-- BEGIN Material supplied --

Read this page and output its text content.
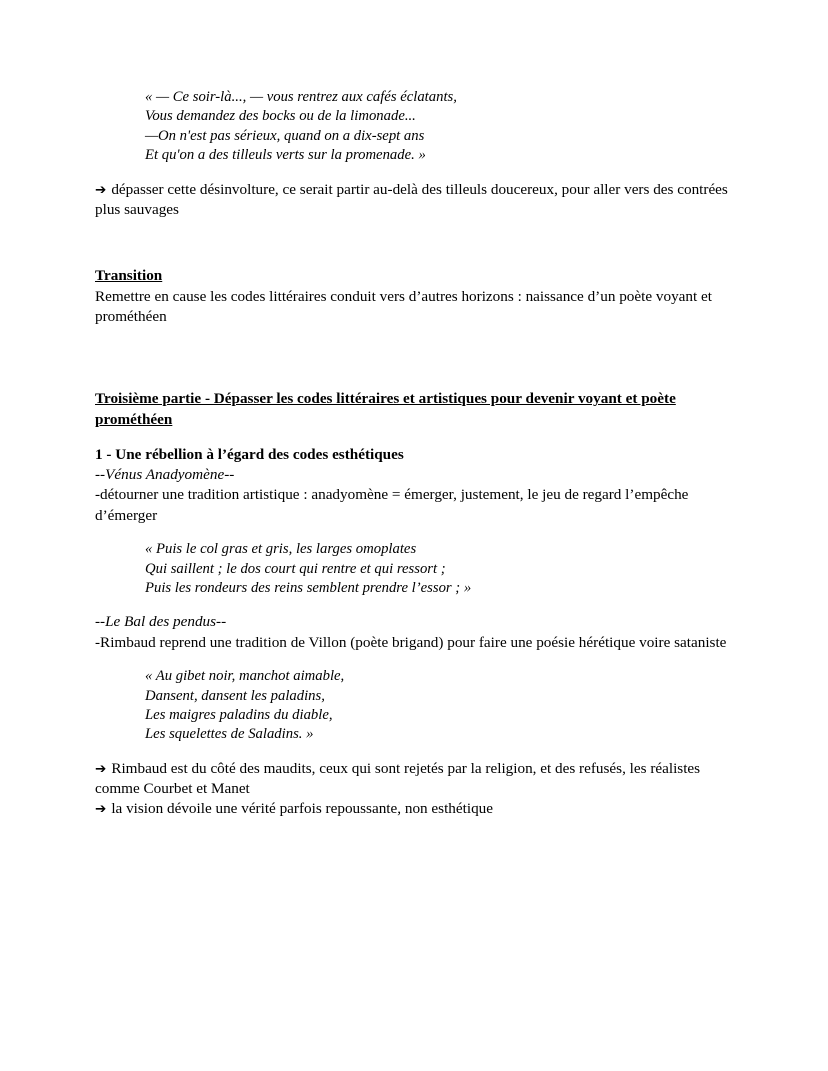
« — Ce soir-là..., — vous rentrez aux cafés éclatants,
Vous demandez des bocks ou de la limonade...
—On n'est pas sérieux, quand on a dix-sept ans
Et qu'on a des tilleuls verts sur la promenade. »

➔ dépasser cette désinvolture, ce serait partir au-delà des tilleuls doucereux, pour aller vers des contrées plus sauvages

Transition

Remettre en cause les codes littéraires conduit vers d’autres horizons : naissance d’un poète voyant et prométhéen

Troisième partie - Dépasser les codes littéraires et artistiques pour devenir voyant et poète prométhéen

1 - Une rébellion à l’égard des codes esthétiques

--Vénus Anadyomène--

-détourner une tradition artistique : anadyomène = émerger, justement, le jeu de regard l’empêche d’émerger

« Puis le col gras et gris, les larges omoplates
Qui saillent ; le dos court qui rentre et qui ressort ;
Puis les rondeurs des reins semblent prendre l’essor ; »

--Le Bal des pendus--

-Rimbaud reprend une tradition de Villon (poète brigand) pour faire une poésie hérétique voire sataniste

« Au gibet noir, manchot aimable,
Dansent, dansent les paladins,
Les maigres paladins du diable,
Les squelettes de Saladins. »

➔ Rimbaud est du côté des maudits, ceux qui sont rejetés par la religion, et des refusés, les réalistes comme Courbet et Manet

➔ la vision dévoile une vérité parfois repoussante, non esthétique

-- END Material supplied --

Pictures are to be left out; repeat all the remaining data exactly.

### Solution below
Read this page and output its text content.
« — Ce soir-là..., — vous rentrez aux cafés éclatants,
Vous demandez des bocks ou de la limonade...
—On n'est pas sérieux, quand on a dix-sept ans
Et qu'on a des tilleuls verts sur la promenade. »

➔ dépasser cette désinvolture, ce serait partir au-delà des tilleuls doucereux, pour aller vers des contrées plus sauvages

Transition

Remettre en cause les codes littéraires conduit vers d’autres horizons : naissance d’un poète voyant et prométhéen

Troisième partie - Dépasser les codes littéraires et artistiques pour devenir voyant et poète prométhéen

1 - Une rébellion à l’égard des codes esthétiques

--Vénus Anadyomène--

-détourner une tradition artistique : anadyomène = émerger, justement, le jeu de regard l’empêche d’émerger

« Puis le col gras et gris, les larges omoplates
Qui saillent ; le dos court qui rentre et qui ressort ;
Puis les rondeurs des reins semblent prendre l’essor ; »

--Le Bal des pendus--

-Rimbaud reprend une tradition de Villon (poète brigand) pour faire une poésie hérétique voire sataniste

« Au gibet noir, manchot aimable,
Dansent, dansent les paladins,
Les maigres paladins du diable,
Les squelettes de Saladins. »

➔ Rimbaud est du côté des maudits, ceux qui sont rejetés par la religion, et des refusés, les réalistes comme Courbet et Manet

➔ la vision dévoile une vérité parfois repoussante, non esthétique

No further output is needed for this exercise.